▸ Exercise aim:
Search the listing below for "JSON". Copy each matching line.

▸ Source records:
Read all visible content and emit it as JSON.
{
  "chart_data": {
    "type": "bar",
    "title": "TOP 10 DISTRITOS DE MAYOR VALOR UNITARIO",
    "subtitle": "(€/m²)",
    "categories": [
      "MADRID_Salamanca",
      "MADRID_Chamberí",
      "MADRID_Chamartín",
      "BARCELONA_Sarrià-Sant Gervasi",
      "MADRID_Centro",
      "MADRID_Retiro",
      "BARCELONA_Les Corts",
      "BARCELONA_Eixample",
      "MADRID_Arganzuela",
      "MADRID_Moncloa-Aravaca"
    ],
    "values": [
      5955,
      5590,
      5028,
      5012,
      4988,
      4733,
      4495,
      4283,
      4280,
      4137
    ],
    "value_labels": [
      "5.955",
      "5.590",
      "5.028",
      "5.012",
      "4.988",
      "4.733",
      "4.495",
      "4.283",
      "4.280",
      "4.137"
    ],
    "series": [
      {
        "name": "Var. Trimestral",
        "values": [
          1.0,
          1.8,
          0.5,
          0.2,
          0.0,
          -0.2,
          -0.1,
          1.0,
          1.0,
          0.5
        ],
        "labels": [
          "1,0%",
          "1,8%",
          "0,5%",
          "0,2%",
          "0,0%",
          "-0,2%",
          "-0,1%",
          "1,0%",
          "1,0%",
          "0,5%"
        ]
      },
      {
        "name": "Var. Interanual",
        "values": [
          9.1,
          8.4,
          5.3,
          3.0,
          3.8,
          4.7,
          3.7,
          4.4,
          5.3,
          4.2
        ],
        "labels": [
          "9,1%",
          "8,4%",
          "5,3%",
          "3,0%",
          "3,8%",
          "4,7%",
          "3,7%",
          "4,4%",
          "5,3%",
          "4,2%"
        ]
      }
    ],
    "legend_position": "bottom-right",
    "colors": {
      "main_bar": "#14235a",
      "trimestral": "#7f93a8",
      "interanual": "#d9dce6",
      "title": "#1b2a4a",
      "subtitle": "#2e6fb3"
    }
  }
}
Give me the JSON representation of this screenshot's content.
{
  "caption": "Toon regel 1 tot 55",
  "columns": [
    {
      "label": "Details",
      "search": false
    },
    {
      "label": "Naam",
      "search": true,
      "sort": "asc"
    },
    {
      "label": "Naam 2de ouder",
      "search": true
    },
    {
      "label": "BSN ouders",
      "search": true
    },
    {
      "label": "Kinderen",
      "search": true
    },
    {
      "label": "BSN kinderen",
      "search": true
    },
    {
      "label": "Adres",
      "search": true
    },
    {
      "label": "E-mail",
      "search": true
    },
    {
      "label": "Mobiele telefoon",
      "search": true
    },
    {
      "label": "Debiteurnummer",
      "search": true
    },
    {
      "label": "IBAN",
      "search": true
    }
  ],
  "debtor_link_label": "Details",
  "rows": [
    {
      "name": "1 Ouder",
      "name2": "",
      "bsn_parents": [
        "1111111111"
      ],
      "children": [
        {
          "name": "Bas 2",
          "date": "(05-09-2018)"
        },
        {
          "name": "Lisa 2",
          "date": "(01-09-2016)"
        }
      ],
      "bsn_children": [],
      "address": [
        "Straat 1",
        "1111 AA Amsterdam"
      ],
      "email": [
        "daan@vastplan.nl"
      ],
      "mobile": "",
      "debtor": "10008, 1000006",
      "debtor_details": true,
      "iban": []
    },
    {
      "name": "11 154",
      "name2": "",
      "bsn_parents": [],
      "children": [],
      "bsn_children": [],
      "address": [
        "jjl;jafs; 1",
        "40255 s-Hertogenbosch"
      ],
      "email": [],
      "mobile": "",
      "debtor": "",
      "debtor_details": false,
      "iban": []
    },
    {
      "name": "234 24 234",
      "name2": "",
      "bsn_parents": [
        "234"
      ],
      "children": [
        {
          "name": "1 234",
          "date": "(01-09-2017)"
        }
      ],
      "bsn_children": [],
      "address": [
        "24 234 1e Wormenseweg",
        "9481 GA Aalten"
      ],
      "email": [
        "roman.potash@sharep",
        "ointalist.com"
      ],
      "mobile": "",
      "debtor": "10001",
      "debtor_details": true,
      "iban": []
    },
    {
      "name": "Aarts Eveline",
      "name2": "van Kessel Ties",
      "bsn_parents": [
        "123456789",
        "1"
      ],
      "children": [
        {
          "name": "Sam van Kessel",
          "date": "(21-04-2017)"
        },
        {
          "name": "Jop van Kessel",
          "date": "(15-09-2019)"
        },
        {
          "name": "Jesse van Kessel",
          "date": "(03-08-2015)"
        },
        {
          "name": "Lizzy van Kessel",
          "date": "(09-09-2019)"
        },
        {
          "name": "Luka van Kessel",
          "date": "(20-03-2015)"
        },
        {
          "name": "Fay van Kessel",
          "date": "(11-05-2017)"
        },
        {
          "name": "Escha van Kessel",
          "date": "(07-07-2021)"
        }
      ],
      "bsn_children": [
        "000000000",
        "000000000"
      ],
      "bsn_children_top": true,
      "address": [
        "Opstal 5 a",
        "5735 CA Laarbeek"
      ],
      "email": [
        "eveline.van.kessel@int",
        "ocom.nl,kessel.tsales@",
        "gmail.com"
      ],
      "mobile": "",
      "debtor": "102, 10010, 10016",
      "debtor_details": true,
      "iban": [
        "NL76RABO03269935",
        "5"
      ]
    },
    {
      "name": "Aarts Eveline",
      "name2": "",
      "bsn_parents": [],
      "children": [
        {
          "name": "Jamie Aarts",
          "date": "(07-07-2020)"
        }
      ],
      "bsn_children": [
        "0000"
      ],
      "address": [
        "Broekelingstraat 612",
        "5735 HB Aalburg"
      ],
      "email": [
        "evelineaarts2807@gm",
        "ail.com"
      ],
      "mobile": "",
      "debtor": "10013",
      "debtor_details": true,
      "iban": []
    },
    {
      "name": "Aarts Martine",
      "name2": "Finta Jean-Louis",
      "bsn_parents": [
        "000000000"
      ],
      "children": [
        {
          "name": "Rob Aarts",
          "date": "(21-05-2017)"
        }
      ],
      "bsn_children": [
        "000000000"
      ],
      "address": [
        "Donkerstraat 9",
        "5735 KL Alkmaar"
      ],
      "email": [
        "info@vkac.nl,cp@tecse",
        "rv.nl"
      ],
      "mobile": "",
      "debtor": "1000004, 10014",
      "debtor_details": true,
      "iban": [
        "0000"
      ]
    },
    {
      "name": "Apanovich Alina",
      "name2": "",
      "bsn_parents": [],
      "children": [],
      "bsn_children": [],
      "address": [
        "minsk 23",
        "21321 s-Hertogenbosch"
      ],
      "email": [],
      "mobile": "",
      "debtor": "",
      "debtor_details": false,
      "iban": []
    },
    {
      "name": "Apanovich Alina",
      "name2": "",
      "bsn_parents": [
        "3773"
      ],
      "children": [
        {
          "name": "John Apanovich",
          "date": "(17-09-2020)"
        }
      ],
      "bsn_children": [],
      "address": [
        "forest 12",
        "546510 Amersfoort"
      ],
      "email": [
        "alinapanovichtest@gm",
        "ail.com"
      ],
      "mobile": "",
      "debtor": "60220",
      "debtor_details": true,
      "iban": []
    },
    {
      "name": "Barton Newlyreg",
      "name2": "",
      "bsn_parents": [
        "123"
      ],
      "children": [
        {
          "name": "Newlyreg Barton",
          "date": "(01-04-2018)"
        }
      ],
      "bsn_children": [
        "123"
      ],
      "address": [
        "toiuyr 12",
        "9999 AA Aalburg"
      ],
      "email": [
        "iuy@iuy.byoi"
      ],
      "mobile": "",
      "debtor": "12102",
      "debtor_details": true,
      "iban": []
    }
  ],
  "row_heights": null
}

▸ Exercise response:
Read all visible content and emit it as JSON.
Give me the JSON representation of this screenshot's content.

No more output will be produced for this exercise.